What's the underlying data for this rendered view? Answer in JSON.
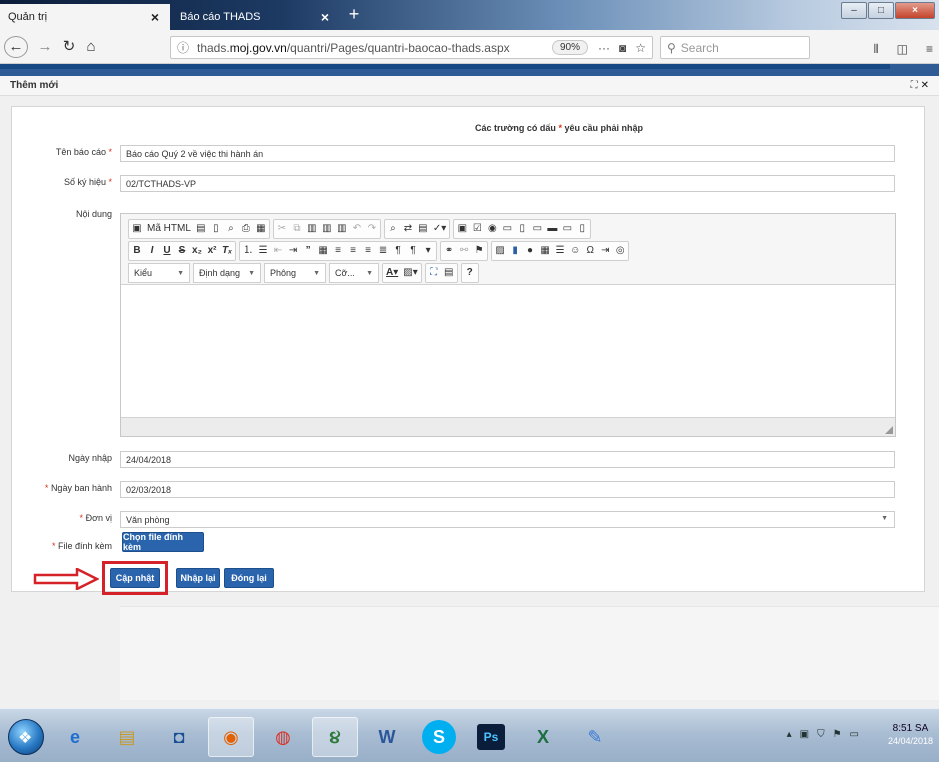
{
  "browser": {
    "tabs": [
      {
        "label": "Quản trị"
      },
      {
        "label": "Báo cáo THADS"
      }
    ],
    "new_tab": "+",
    "url_prefix": "thads.",
    "url_domain": "moj.gov.vn",
    "url_path": "/quantri/Pages/quantri-baocao-thads.aspx",
    "zoom": "90%",
    "search_placeholder": "Search"
  },
  "dialog": {
    "title": "Thêm mới",
    "tools": "✕"
  },
  "form": {
    "required_note_prefix": "Các trường có dấu ",
    "required_note_star": "*",
    "required_note_suffix": " yêu cầu phải nhập",
    "fields": {
      "report_name": {
        "label": "Tên báo cáo",
        "required": "*",
        "value": "Báo cáo Quý 2 về việc thi hành án"
      },
      "symbol": {
        "label": "Số ký hiệu",
        "required": "*",
        "value": "02/TCTHADS-VP"
      },
      "content": {
        "label": "Nội dung"
      },
      "input_date": {
        "label": "Ngày nhập",
        "value": "24/04/2018"
      },
      "issue_date": {
        "label": "Ngày ban hành",
        "required": "*",
        "value": "02/03/2018"
      },
      "unit": {
        "label": "Đơn vị",
        "required": "*",
        "value": "Văn phòng"
      },
      "attachment": {
        "label": "File đính kèm",
        "required": "*",
        "button": "Chọn file đính kèm"
      }
    },
    "editor": {
      "source_label": "Mã HTML",
      "style_combo": "Kiểu",
      "format_combo": "Định dạng",
      "font_combo": "Phông",
      "size_combo": "Cỡ..."
    },
    "buttons": {
      "update": "Cập nhật",
      "reset": "Nhập lại",
      "close": "Đóng lại"
    }
  },
  "taskbar": {
    "time": "8:51 SA",
    "date": "24/04/2018"
  }
}
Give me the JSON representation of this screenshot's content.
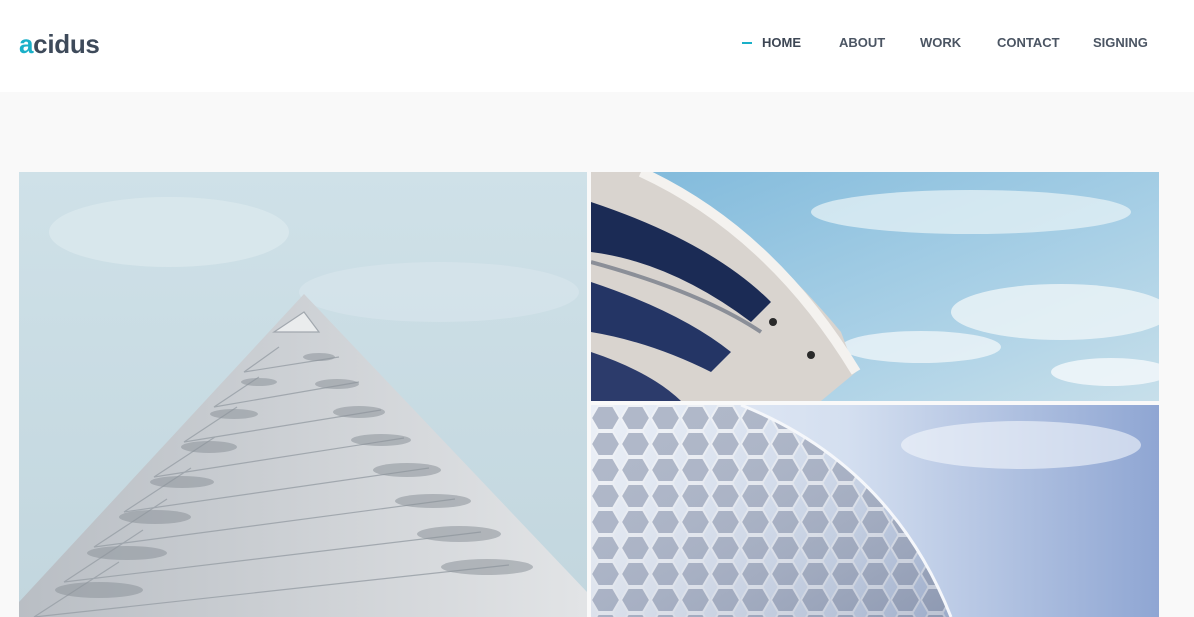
{
  "brand": {
    "logo_first": "a",
    "logo_rest": "cidus",
    "accent_color": "#1ab0c8",
    "text_color": "#3e4a5a"
  },
  "nav": {
    "items": [
      {
        "label": "HOME",
        "active": true
      },
      {
        "label": "ABOUT",
        "active": false
      },
      {
        "label": "WORK",
        "active": false
      },
      {
        "label": "CONTACT",
        "active": false
      },
      {
        "label": "SIGNING",
        "active": false
      }
    ]
  },
  "gallery": {
    "tiles": [
      {
        "name": "stepped-tower-photo"
      },
      {
        "name": "curved-building-sky-photo"
      },
      {
        "name": "hexagon-dome-photo"
      }
    ]
  }
}
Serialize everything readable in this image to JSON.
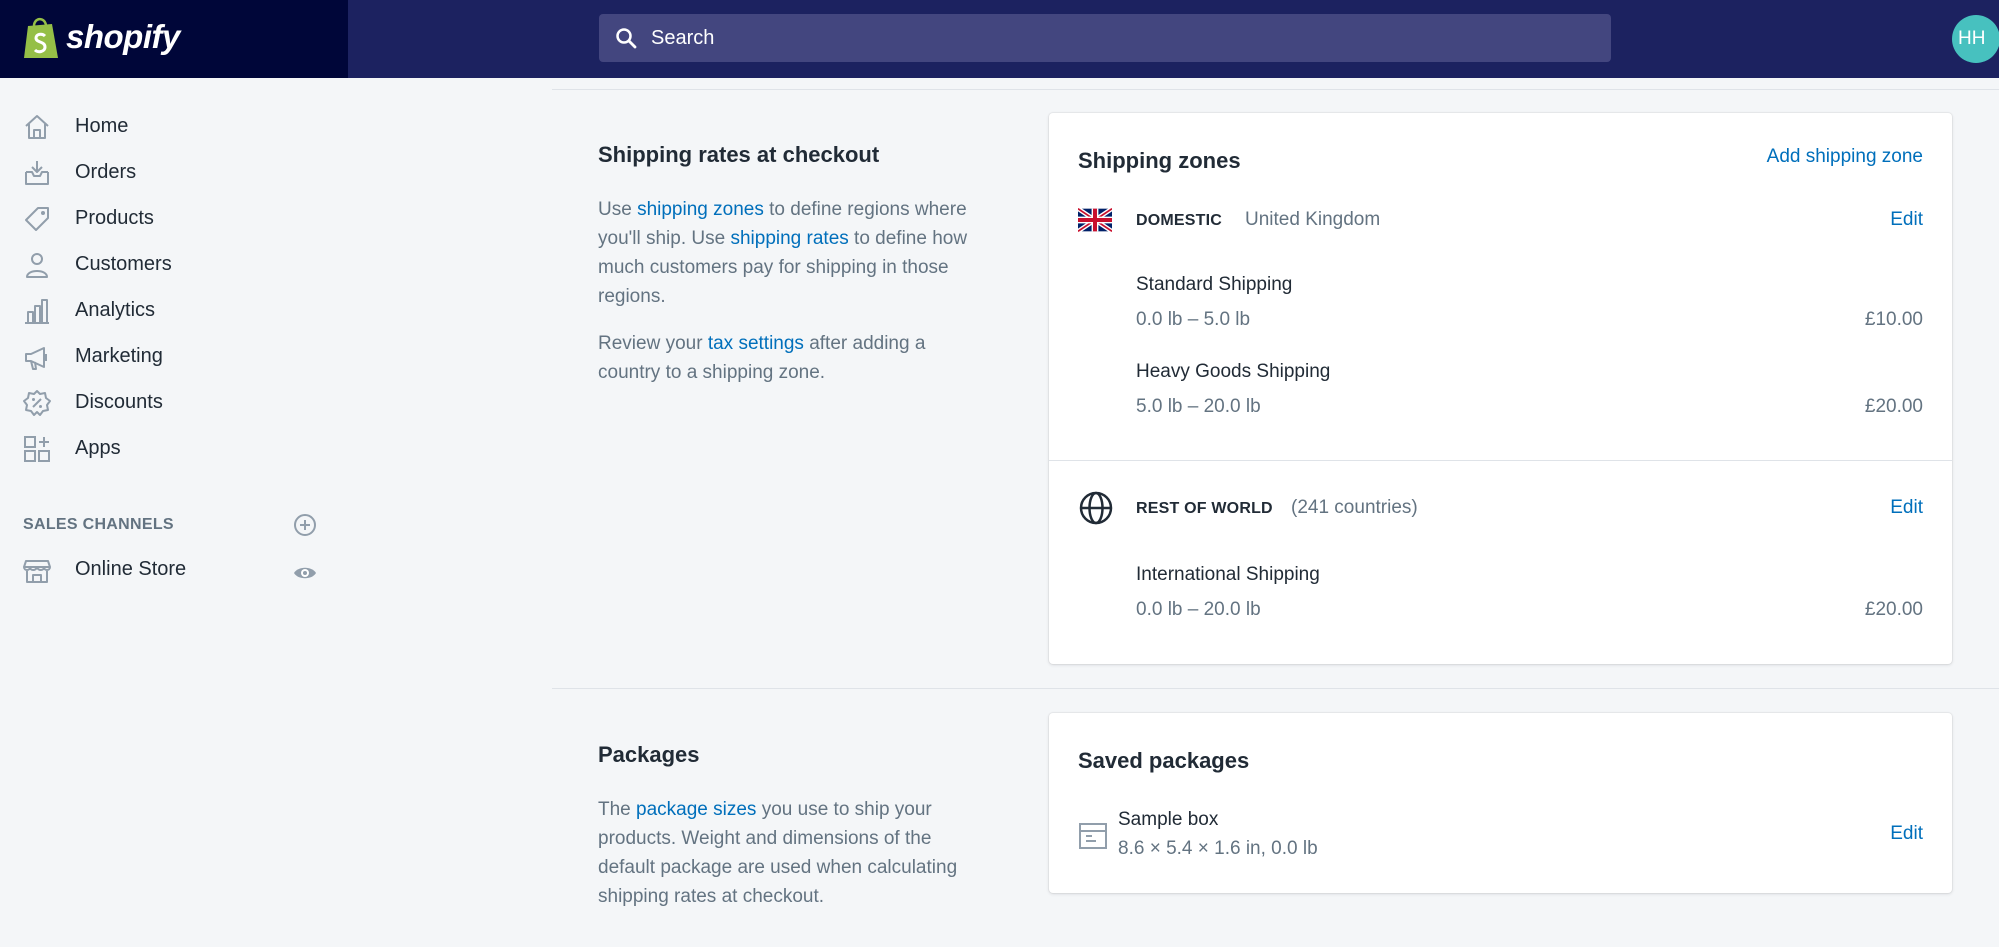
{
  "brand": {
    "name": "shopify"
  },
  "search": {
    "placeholder": "Search"
  },
  "user": {
    "initials": "HH"
  },
  "sidebar": {
    "items": [
      {
        "label": "Home",
        "icon": "home-icon"
      },
      {
        "label": "Orders",
        "icon": "orders-icon"
      },
      {
        "label": "Products",
        "icon": "tag-icon"
      },
      {
        "label": "Customers",
        "icon": "person-icon"
      },
      {
        "label": "Analytics",
        "icon": "bar-chart-icon"
      },
      {
        "label": "Marketing",
        "icon": "megaphone-icon"
      },
      {
        "label": "Discounts",
        "icon": "discount-icon"
      },
      {
        "label": "Apps",
        "icon": "apps-icon"
      }
    ],
    "sales_channels": {
      "title": "SALES CHANNELS",
      "items": [
        {
          "label": "Online Store",
          "icon": "store-icon"
        }
      ]
    }
  },
  "shipping_rates": {
    "title": "Shipping rates at checkout",
    "desc1": {
      "t1": "Use ",
      "link1": "shipping zones",
      "t2": " to define regions where you'll ship. Use ",
      "link2": "shipping rates",
      "t3": " to define how much customers pay for shipping in those regions."
    },
    "desc2": {
      "t1": "Review your ",
      "link1": "tax settings",
      "t2": " after adding a country to a shipping zone."
    }
  },
  "shipping_zones": {
    "title": "Shipping zones",
    "add_label": "Add shipping zone",
    "zones": [
      {
        "name": "DOMESTIC",
        "subtitle": "United Kingdom",
        "edit": "Edit",
        "icon": "uk-flag-icon",
        "rates": [
          {
            "name": "Standard Shipping",
            "range": "0.0 lb – 5.0 lb",
            "price": "£10.00"
          },
          {
            "name": "Heavy Goods Shipping",
            "range": "5.0 lb – 20.0 lb",
            "price": "£20.00"
          }
        ]
      },
      {
        "name": "REST OF WORLD",
        "subtitle": "(241 countries)",
        "edit": "Edit",
        "icon": "globe-icon",
        "rates": [
          {
            "name": "International Shipping",
            "range": "0.0 lb – 20.0 lb",
            "price": "£20.00"
          }
        ]
      }
    ]
  },
  "packages": {
    "title": "Packages",
    "desc": {
      "t1": "The ",
      "link1": "package sizes",
      "t2": " you use to ship your products. Weight and dimensions of the default package are used when calculating shipping rates at checkout."
    }
  },
  "saved_packages": {
    "title": "Saved packages",
    "items": [
      {
        "name": "Sample box",
        "dims": "8.6 × 5.4 × 1.6 in, 0.0 lb",
        "edit": "Edit",
        "icon": "box-icon"
      }
    ]
  },
  "colors": {
    "topbar": "#1c2260",
    "logo_bg": "#000639",
    "link": "#006fbb",
    "avatar": "#47c1bf",
    "shopify_green": "#95bf47"
  }
}
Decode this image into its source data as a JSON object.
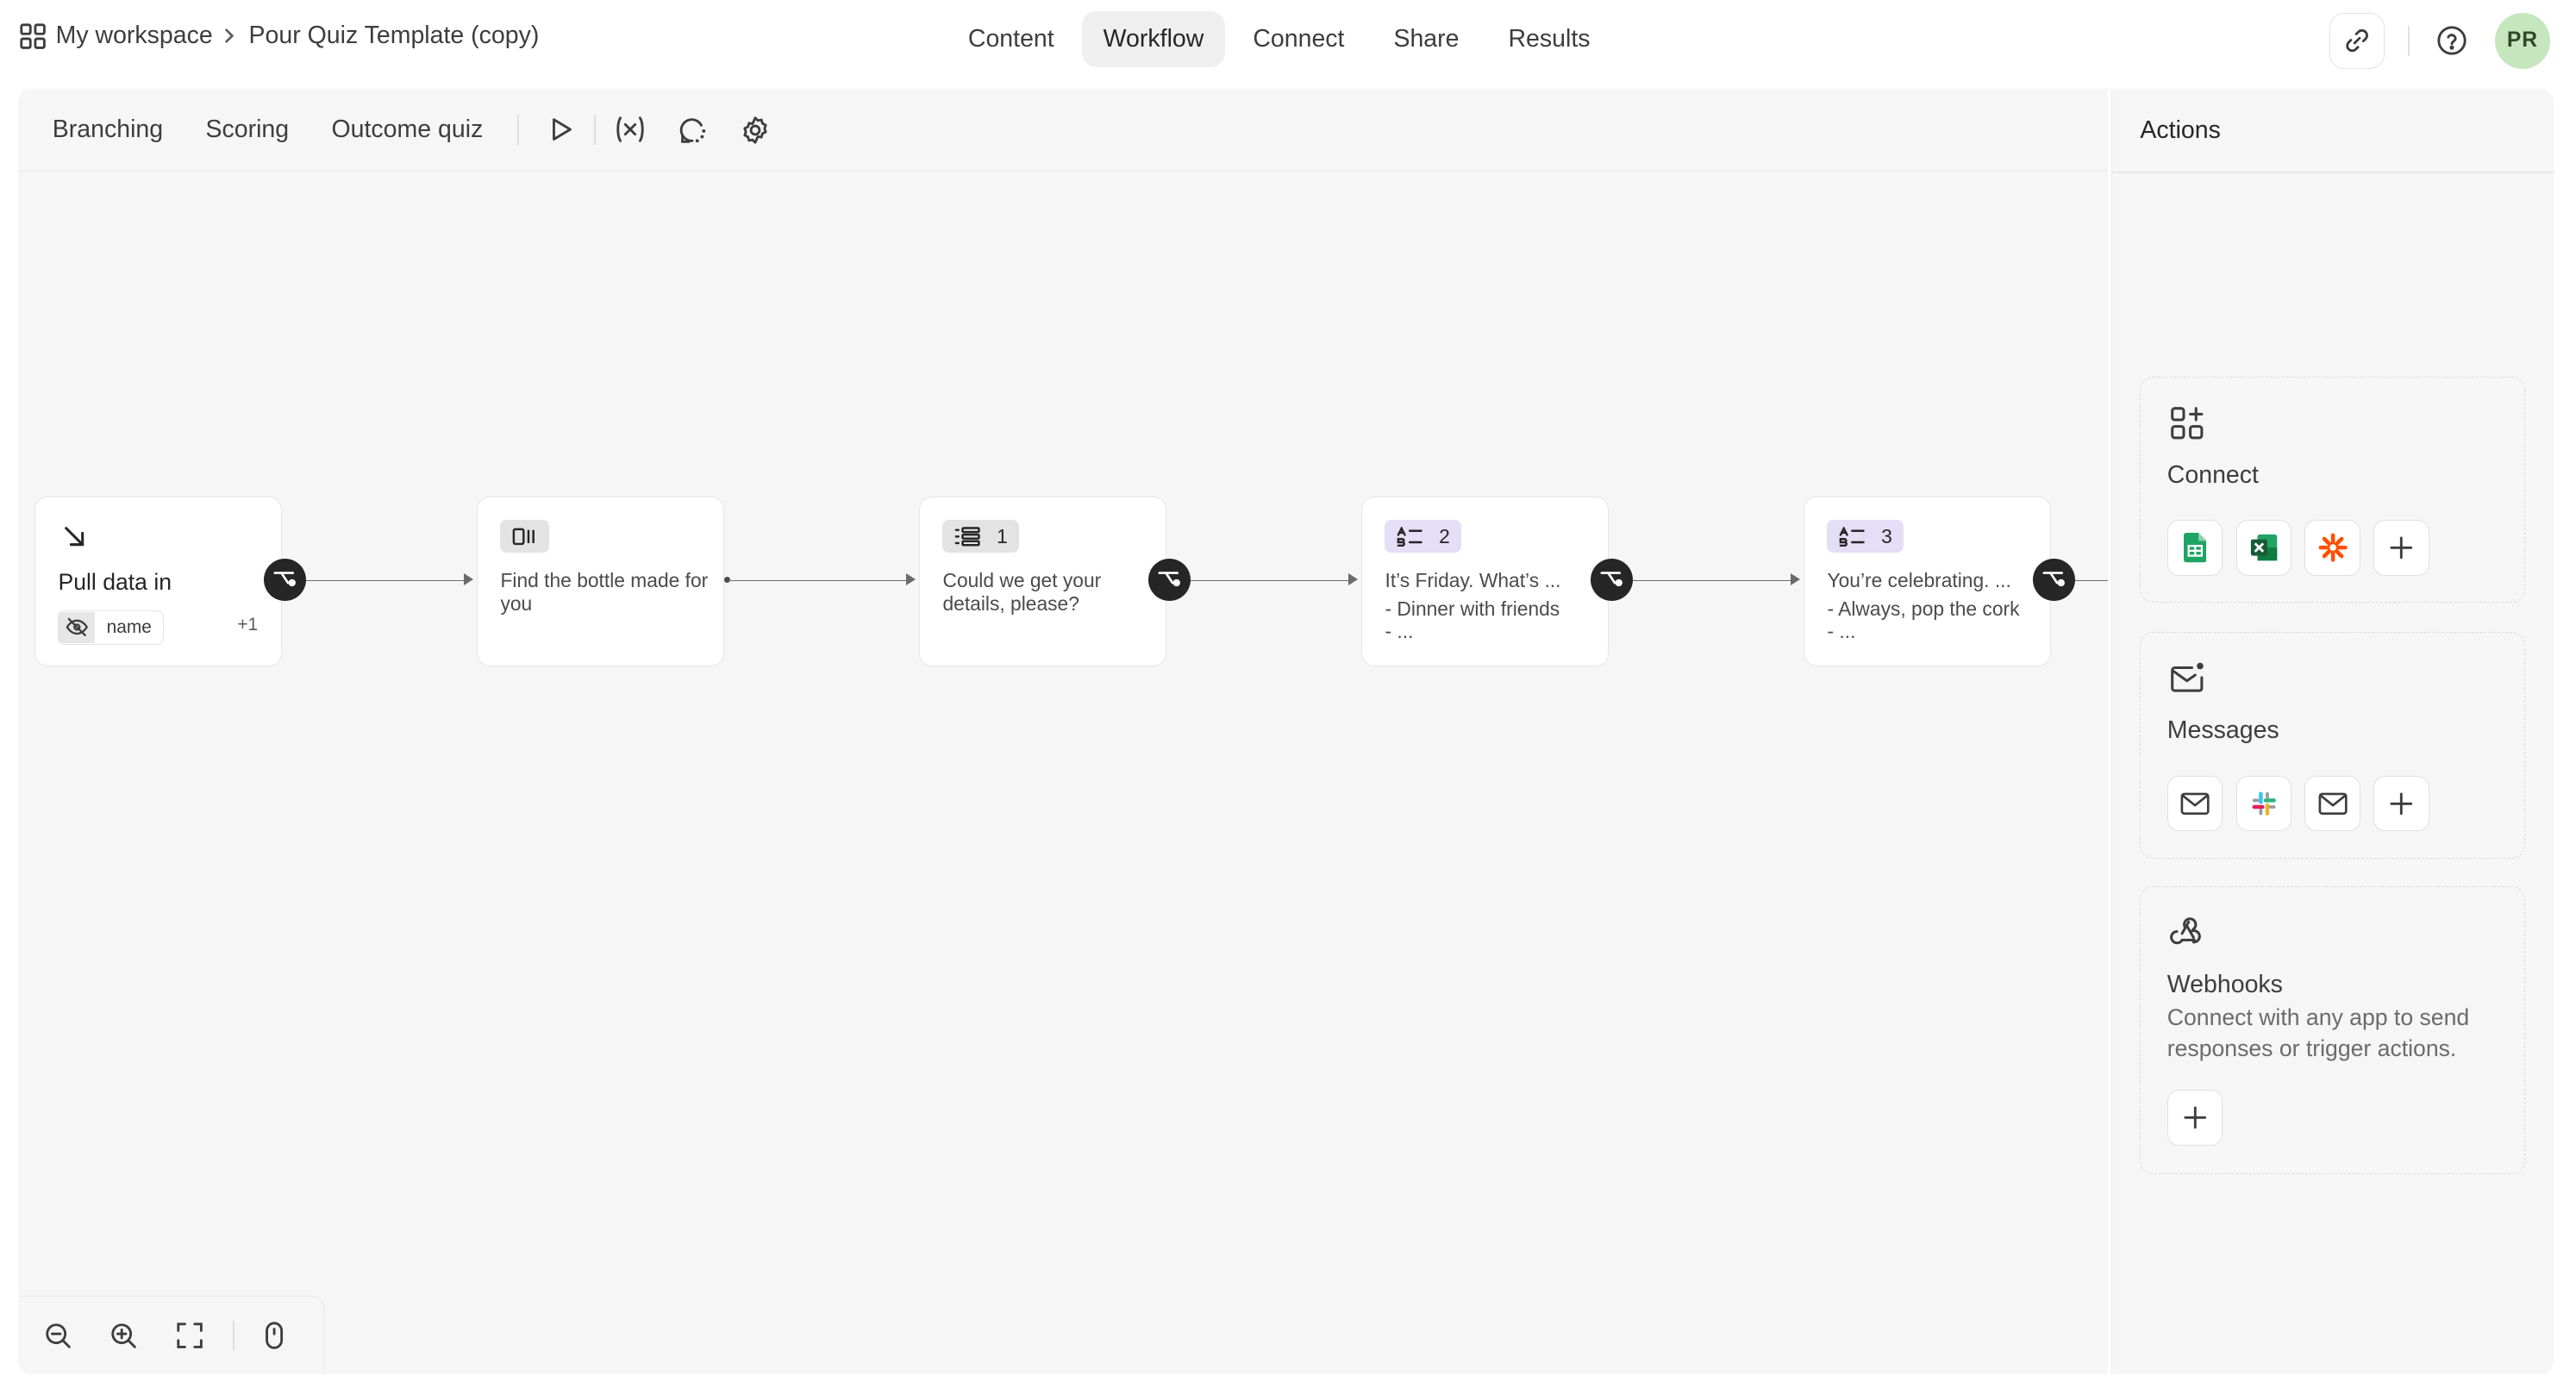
{
  "breadcrumb": {
    "workspace": "My workspace",
    "form": "Pour Quiz Template (copy)"
  },
  "nav": {
    "tabs": [
      {
        "label": "Content"
      },
      {
        "label": "Workflow",
        "active": true
      },
      {
        "label": "Connect"
      },
      {
        "label": "Share"
      },
      {
        "label": "Results"
      }
    ]
  },
  "user": {
    "initials": "PR"
  },
  "toolbar": {
    "tabs": [
      "Branching",
      "Scoring",
      "Outcome quiz"
    ],
    "icons": [
      "play-icon",
      "variable-icon",
      "loop-icon",
      "settings-icon"
    ]
  },
  "nodes": [
    {
      "type": "pull-data",
      "title": "Pull data in",
      "chip": "name",
      "extra": "+1"
    },
    {
      "type": "welcome",
      "title": "Find the bottle made for you"
    },
    {
      "type": "contact",
      "number": "1",
      "title": "Could we get your details, please?"
    },
    {
      "type": "choice",
      "number": "2",
      "title": "It’s Friday. What’s ...",
      "line2": "- Dinner with friends",
      "line3": "- ..."
    },
    {
      "type": "choice",
      "number": "3",
      "title": "You’re celebrating. ...",
      "line2": "- Always, pop the cork",
      "line3": "- ..."
    }
  ],
  "actions": {
    "title": "Actions",
    "connect": {
      "title": "Connect",
      "apps": [
        "google-sheets-icon",
        "excel-icon",
        "zapier-icon"
      ]
    },
    "messages": {
      "title": "Messages",
      "apps": [
        "mail-icon",
        "slack-icon",
        "mail-icon"
      ]
    },
    "webhooks": {
      "title": "Webhooks",
      "description": "Connect with any app to send responses or trigger actions."
    }
  },
  "colors": {
    "canvas": "#f6f6f6",
    "branch": "#262627",
    "purple_badge": "#e4def7",
    "avatar": "#c6e6be"
  }
}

• • • • • • •

◆ **Set task**:
Across the preceding material, how many lines contain the word "type"? State the number alone.

◆ **Result**:
5